CHALLENGE:
Please write out the material below exactly as given.

TASK INPUT:

____________

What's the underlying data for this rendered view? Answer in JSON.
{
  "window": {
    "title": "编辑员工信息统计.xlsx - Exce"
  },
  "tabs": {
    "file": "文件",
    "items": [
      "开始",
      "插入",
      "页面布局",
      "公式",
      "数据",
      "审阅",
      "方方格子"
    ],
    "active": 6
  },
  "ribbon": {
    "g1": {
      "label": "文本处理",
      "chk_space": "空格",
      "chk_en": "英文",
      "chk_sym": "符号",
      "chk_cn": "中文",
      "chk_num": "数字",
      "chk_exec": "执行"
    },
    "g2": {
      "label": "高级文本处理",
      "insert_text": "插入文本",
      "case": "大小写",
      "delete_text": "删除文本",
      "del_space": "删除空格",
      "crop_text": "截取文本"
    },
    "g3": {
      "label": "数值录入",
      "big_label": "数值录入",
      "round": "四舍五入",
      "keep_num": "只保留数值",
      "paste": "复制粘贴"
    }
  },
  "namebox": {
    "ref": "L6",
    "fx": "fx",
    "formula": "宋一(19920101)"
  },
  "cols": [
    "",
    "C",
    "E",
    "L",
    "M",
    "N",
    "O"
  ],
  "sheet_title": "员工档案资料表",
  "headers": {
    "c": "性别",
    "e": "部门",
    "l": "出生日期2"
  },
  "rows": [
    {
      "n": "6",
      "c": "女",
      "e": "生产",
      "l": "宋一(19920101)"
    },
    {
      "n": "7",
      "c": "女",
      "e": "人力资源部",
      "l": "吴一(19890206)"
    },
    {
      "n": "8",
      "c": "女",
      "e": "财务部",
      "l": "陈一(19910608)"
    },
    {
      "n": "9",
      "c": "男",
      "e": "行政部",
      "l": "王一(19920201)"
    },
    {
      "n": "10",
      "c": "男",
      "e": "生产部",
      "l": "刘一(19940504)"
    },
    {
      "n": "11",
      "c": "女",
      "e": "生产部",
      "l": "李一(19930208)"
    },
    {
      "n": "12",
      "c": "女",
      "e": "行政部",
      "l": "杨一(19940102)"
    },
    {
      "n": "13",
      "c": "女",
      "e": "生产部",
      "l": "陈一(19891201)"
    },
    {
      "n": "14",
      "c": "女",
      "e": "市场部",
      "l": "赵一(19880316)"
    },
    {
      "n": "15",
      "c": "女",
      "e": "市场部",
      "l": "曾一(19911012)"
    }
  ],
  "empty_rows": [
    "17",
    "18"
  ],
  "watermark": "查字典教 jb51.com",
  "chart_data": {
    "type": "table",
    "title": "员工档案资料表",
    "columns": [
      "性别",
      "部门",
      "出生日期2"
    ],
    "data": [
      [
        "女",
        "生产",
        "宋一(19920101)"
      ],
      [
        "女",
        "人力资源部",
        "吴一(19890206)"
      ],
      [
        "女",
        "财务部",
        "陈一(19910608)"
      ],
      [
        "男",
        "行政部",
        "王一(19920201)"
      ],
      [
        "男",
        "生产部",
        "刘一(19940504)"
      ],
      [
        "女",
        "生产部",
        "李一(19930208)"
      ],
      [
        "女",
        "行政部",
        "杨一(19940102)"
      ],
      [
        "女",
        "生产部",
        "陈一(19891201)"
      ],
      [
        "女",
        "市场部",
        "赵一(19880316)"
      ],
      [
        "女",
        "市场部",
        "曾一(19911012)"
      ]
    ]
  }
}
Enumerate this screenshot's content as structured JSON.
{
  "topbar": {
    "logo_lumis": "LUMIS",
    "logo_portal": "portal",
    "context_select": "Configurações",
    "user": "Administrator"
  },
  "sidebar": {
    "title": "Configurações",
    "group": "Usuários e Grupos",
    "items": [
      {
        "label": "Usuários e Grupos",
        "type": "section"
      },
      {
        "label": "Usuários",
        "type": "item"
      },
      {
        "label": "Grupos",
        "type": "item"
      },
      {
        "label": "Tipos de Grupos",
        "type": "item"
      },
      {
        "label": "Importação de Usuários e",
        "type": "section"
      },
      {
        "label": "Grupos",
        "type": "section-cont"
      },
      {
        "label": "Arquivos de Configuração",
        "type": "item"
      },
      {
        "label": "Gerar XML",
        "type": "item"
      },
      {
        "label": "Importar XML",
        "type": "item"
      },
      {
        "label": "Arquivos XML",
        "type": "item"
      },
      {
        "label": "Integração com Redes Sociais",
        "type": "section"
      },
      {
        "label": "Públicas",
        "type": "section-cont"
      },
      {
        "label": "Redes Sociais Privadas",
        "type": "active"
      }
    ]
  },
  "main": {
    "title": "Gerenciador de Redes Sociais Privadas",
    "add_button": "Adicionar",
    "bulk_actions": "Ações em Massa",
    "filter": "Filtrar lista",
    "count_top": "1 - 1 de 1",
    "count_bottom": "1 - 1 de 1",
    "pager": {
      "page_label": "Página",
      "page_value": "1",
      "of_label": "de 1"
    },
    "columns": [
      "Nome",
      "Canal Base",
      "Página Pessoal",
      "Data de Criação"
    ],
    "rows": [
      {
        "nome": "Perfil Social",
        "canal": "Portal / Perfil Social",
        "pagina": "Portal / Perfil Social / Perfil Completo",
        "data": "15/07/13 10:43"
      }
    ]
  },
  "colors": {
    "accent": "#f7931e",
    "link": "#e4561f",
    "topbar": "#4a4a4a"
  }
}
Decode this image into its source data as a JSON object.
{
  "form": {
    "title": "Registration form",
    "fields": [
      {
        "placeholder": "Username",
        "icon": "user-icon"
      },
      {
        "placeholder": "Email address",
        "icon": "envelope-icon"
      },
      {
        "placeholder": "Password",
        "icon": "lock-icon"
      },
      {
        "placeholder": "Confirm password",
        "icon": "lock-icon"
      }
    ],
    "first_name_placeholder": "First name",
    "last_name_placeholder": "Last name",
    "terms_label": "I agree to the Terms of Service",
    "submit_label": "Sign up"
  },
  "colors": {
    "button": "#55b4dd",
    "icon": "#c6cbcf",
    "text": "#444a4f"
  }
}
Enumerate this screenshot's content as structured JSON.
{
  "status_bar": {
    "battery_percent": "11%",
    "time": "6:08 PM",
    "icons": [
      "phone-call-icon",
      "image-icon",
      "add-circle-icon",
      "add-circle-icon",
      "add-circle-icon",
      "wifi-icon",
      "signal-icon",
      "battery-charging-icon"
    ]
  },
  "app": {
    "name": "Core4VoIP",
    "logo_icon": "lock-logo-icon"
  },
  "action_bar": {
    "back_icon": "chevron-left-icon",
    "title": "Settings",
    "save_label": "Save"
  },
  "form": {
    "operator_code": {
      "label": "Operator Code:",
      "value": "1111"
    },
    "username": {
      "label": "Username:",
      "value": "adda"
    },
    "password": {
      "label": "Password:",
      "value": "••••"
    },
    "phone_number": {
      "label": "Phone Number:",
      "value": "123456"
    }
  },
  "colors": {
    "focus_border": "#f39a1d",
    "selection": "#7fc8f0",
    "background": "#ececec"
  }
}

____________

RESULT OF THIS EXERCISE:
What's the underlying data for this rendered view? Answer in JSON.
{
  "window": {
    "title": "编辑员工信息统计.xlsx - Exce"
  },
  "tabs": {
    "file": "文件",
    "items": [
      "开始",
      "插入",
      "页面布局",
      "公式",
      "数据",
      "审阅",
      "方方格子"
    ],
    "active": 6
  },
  "ribbon": {
    "g1": {
      "label": "文本处理",
      "chk_space": "空格",
      "chk_en": "英文",
      "chk_sym": "符号",
      "chk_cn": "中文",
      "chk_num": "数字",
      "chk_exec": "执行"
    },
    "g2": {
      "label": "高级文本处理",
      "insert_text": "插入文本",
      "case": "大小写",
      "delete_text": "删除文本",
      "del_space": "删除空格",
      "crop_text": "截取文本"
    },
    "g3": {
      "label": "数值录入",
      "big_label": "数值录入",
      "round": "四舍五入",
      "keep_num": "只保留数值",
      "paste": "复制粘贴"
    }
  },
  "namebox": {
    "ref": "L6",
    "fx": "fx",
    "formula": "宋一(19920101)"
  },
  "cols": [
    "",
    "C",
    "E",
    "L",
    "M",
    "N",
    "O"
  ],
  "sheet_title": "员工档案资料表",
  "headers": {
    "c": "性别",
    "e": "部门",
    "l": "出生日期2"
  },
  "rows": [
    {
      "n": "6",
      "c": "女",
      "e": "生产",
      "l": "宋一(19920101)"
    },
    {
      "n": "7",
      "c": "女",
      "e": "人力资源部",
      "l": "吴一(19890206)"
    },
    {
      "n": "8",
      "c": "女",
      "e": "财务部",
      "l": "陈一(19910608)"
    },
    {
      "n": "9",
      "c": "男",
      "e": "行政部",
      "l": "王一(19920201)"
    },
    {
      "n": "10",
      "c": "男",
      "e": "生产部",
      "l": "刘一(19940504)"
    },
    {
      "n": "11",
      "c": "女",
      "e": "生产部",
      "l": "李一(19930208)"
    },
    {
      "n": "12",
      "c": "女",
      "e": "行政部",
      "l": "杨一(19940102)"
    },
    {
      "n": "13",
      "c": "女",
      "e": "生产部",
      "l": "陈一(19891201)"
    },
    {
      "n": "14",
      "c": "女",
      "e": "市场部",
      "l": "赵一(19880316)"
    },
    {
      "n": "15",
      "c": "女",
      "e": "市场部",
      "l": "曾一(19911012)"
    }
  ],
  "empty_rows": [
    "17",
    "18"
  ],
  "watermark": "查字典教 jb51.com",
  "chart_data": {
    "type": "table",
    "title": "员工档案资料表",
    "columns": [
      "性别",
      "部门",
      "出生日期2"
    ],
    "data": [
      [
        "女",
        "生产",
        "宋一(19920101)"
      ],
      [
        "女",
        "人力资源部",
        "吴一(19890206)"
      ],
      [
        "女",
        "财务部",
        "陈一(19910608)"
      ],
      [
        "男",
        "行政部",
        "王一(19920201)"
      ],
      [
        "男",
        "生产部",
        "刘一(19940504)"
      ],
      [
        "女",
        "生产部",
        "李一(19930208)"
      ],
      [
        "女",
        "行政部",
        "杨一(19940102)"
      ],
      [
        "女",
        "生产部",
        "陈一(19891201)"
      ],
      [
        "女",
        "市场部",
        "赵一(19880316)"
      ],
      [
        "女",
        "市场部",
        "曾一(19911012)"
      ]
    ]
  }
}
Enumerate this screenshot's content as structured JSON.
{
  "topbar": {
    "logo_lumis": "LUMIS",
    "logo_portal": "portal",
    "context_select": "Configurações",
    "user": "Administrator"
  },
  "sidebar": {
    "title": "Configurações",
    "group": "Usuários e Grupos",
    "items": [
      {
        "label": "Usuários e Grupos",
        "type": "section"
      },
      {
        "label": "Usuários",
        "type": "item"
      },
      {
        "label": "Grupos",
        "type": "item"
      },
      {
        "label": "Tipos de Grupos",
        "type": "item"
      },
      {
        "label": "Importação de Usuários e",
        "type": "section"
      },
      {
        "label": "Grupos",
        "type": "section-cont"
      },
      {
        "label": "Arquivos de Configuração",
        "type": "item"
      },
      {
        "label": "Gerar XML",
        "type": "item"
      },
      {
        "label": "Importar XML",
        "type": "item"
      },
      {
        "label": "Arquivos XML",
        "type": "item"
      },
      {
        "label": "Integração com Redes Sociais",
        "type": "section"
      },
      {
        "label": "Públicas",
        "type": "section-cont"
      },
      {
        "label": "Redes Sociais Privadas",
        "type": "active"
      }
    ]
  },
  "main": {
    "title": "Gerenciador de Redes Sociais Privadas",
    "add_button": "Adicionar",
    "bulk_actions": "Ações em Massa",
    "filter": "Filtrar lista",
    "count_top": "1 - 1 de 1",
    "count_bottom": "1 - 1 de 1",
    "pager": {
      "page_label": "Página",
      "page_value": "1",
      "of_label": "de 1"
    },
    "columns": [
      "Nome",
      "Canal Base",
      "Página Pessoal",
      "Data de Criação"
    ],
    "rows": [
      {
        "nome": "Perfil Social",
        "canal": "Portal / Perfil Social",
        "pagina": "Portal / Perfil Social / Perfil Completo",
        "data": "15/07/13 10:43"
      }
    ]
  },
  "colors": {
    "accent": "#f7931e",
    "link": "#e4561f",
    "topbar": "#4a4a4a"
  }
}
Decode this image into its source data as a JSON object.
{
  "form": {
    "title": "Registration form",
    "fields": [
      {
        "placeholder": "Username",
        "icon": "user-icon"
      },
      {
        "placeholder": "Email address",
        "icon": "envelope-icon"
      },
      {
        "placeholder": "Password",
        "icon": "lock-icon"
      },
      {
        "placeholder": "Confirm password",
        "icon": "lock-icon"
      }
    ],
    "first_name_placeholder": "First name",
    "last_name_placeholder": "Last name",
    "terms_label": "I agree to the Terms of Service",
    "submit_label": "Sign up"
  },
  "colors": {
    "button": "#55b4dd",
    "icon": "#c6cbcf",
    "text": "#444a4f"
  }
}
Enumerate this screenshot's content as structured JSON.
{
  "status_bar": {
    "battery_percent": "11%",
    "time": "6:08 PM",
    "icons": [
      "phone-call-icon",
      "image-icon",
      "add-circle-icon",
      "add-circle-icon",
      "add-circle-icon",
      "wifi-icon",
      "signal-icon",
      "battery-charging-icon"
    ]
  },
  "app": {
    "name": "Core4VoIP",
    "logo_icon": "lock-logo-icon"
  },
  "action_bar": {
    "back_icon": "chevron-left-icon",
    "title": "Settings",
    "save_label": "Save"
  },
  "form": {
    "operator_code": {
      "label": "Operator Code:",
      "value": "1111"
    },
    "username": {
      "label": "Username:",
      "value": "adda"
    },
    "password": {
      "label": "Password:",
      "value": "••••"
    },
    "phone_number": {
      "label": "Phone Number:",
      "value": "123456"
    }
  },
  "colors": {
    "focus_border": "#f39a1d",
    "selection": "#7fc8f0",
    "background": "#ececec"
  }
}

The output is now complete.